## STATED EXERCISE
Scan the data. Collect each line that contains the word "Boxer".

[Extracted data entries]
• • •

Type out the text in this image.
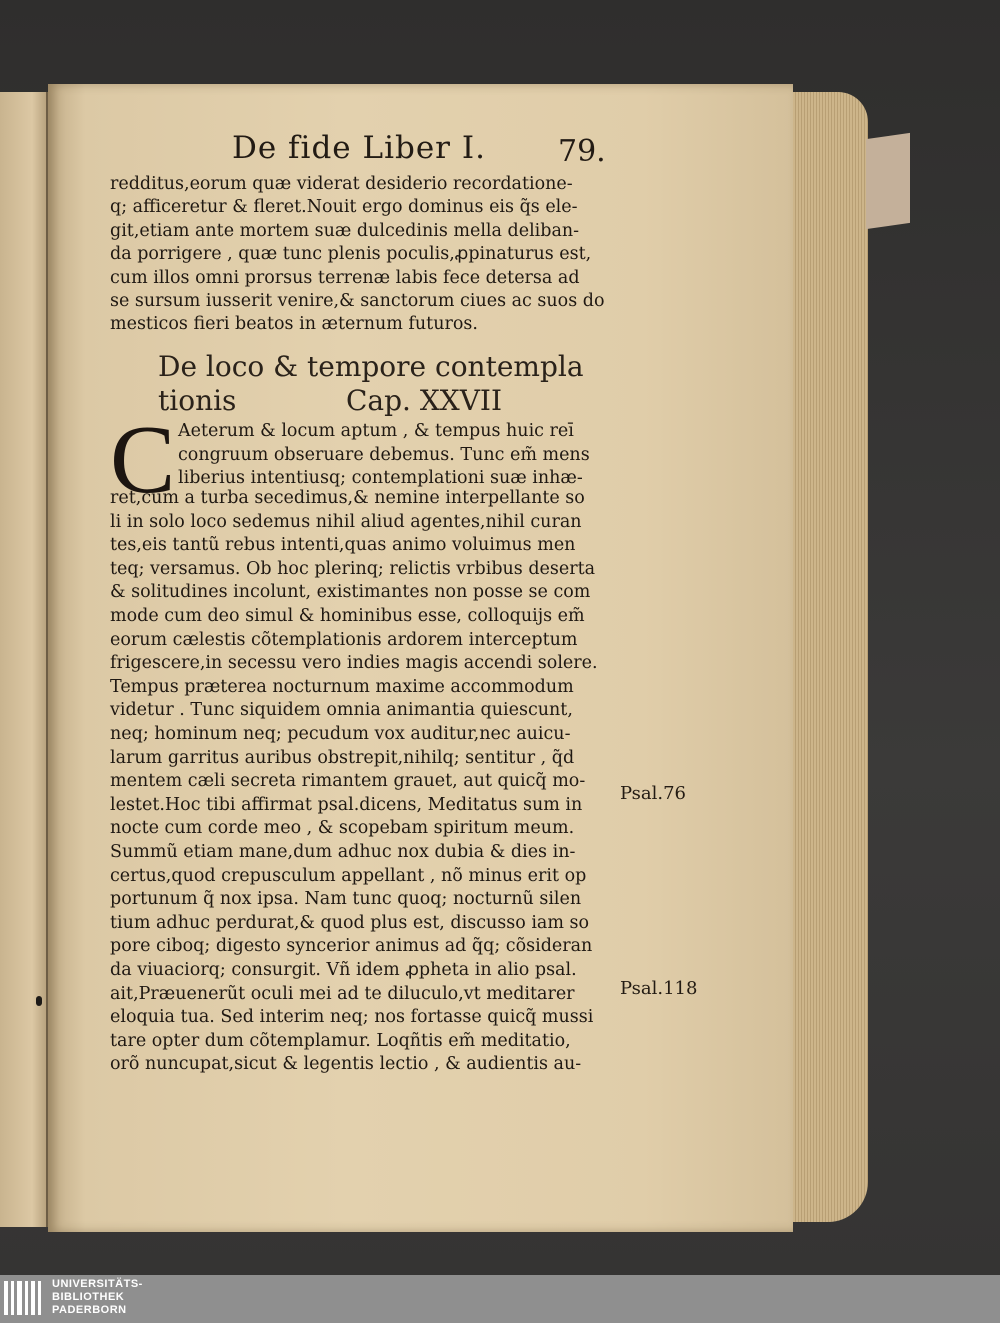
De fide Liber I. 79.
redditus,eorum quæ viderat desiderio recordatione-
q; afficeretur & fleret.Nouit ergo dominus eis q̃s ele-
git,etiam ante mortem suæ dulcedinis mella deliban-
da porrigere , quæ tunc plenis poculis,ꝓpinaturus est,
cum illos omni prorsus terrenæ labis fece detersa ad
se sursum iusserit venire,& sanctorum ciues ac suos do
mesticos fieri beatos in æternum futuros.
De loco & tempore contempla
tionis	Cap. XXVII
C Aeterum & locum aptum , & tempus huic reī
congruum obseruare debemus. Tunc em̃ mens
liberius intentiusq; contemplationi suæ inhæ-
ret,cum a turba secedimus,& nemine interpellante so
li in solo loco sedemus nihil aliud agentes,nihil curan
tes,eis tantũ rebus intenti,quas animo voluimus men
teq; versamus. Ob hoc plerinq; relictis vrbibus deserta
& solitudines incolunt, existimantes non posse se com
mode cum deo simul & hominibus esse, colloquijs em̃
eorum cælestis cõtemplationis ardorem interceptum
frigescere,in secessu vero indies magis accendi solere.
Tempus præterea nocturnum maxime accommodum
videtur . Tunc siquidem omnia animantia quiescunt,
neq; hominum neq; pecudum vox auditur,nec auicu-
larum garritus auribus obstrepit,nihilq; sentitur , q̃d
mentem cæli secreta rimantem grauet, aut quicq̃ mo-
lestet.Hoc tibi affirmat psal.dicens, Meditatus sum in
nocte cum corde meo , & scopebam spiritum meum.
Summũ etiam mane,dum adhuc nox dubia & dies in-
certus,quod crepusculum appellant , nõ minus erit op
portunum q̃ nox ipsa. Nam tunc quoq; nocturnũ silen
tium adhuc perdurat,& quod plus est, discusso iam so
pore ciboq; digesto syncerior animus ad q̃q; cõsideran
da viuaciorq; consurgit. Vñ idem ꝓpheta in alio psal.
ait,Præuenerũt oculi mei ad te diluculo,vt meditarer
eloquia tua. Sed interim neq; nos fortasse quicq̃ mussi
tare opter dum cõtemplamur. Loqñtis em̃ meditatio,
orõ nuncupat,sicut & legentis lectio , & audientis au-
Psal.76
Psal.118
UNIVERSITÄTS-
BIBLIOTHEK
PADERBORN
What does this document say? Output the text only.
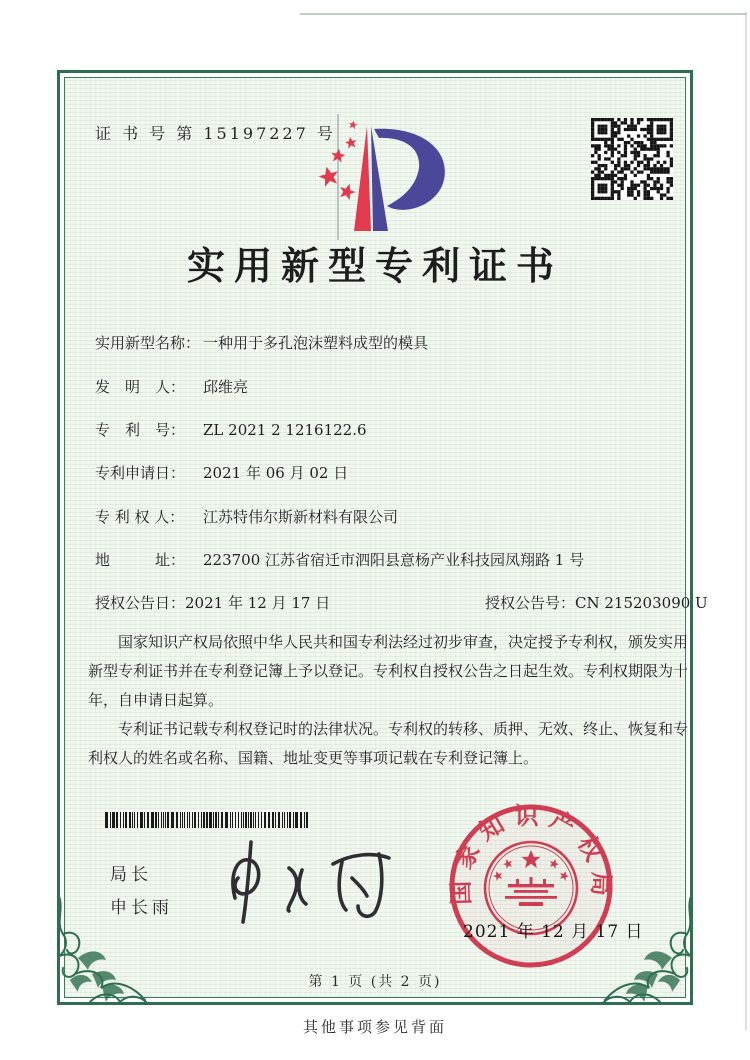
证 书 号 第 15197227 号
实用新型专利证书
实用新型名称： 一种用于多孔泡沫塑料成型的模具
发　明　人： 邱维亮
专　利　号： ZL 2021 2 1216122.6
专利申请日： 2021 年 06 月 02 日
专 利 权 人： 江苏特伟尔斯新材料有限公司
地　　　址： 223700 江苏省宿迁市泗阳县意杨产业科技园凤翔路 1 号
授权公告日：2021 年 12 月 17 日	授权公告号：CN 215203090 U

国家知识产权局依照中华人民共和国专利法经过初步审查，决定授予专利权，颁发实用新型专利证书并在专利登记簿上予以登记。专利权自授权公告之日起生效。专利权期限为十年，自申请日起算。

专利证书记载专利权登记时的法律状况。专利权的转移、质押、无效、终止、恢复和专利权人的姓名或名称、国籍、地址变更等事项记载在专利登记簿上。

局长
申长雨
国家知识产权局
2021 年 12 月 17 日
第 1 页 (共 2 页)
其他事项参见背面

• • •

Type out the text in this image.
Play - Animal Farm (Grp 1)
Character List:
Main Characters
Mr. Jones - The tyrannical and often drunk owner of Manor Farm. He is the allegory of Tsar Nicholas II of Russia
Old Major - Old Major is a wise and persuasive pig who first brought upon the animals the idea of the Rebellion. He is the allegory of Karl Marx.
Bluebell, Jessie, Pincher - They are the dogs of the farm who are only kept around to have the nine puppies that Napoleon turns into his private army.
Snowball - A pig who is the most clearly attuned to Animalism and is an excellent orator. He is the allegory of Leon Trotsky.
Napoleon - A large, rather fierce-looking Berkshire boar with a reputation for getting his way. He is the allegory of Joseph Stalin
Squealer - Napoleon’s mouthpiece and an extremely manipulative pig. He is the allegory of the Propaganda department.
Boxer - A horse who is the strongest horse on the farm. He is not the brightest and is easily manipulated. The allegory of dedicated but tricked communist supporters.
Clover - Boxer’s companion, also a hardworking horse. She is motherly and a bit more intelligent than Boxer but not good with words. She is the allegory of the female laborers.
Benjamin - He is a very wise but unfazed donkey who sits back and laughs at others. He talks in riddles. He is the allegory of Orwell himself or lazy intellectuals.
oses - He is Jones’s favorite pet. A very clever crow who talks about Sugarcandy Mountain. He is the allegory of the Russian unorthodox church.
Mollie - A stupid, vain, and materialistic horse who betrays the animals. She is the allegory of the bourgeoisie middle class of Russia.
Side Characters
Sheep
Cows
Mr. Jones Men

• • •

## SOLUTION FOR THIS PROBLEM
Boxer - A horse who is the strongest horse on the farm. He is not the brightest and is easily manipulated. The allegory of dedicated but tricked communist supporters.
Clover - Boxer’s companion, also a hardworking horse. She is motherly and a bit more intelligent than Boxer but not good with words. She is the allegory of the female laborers.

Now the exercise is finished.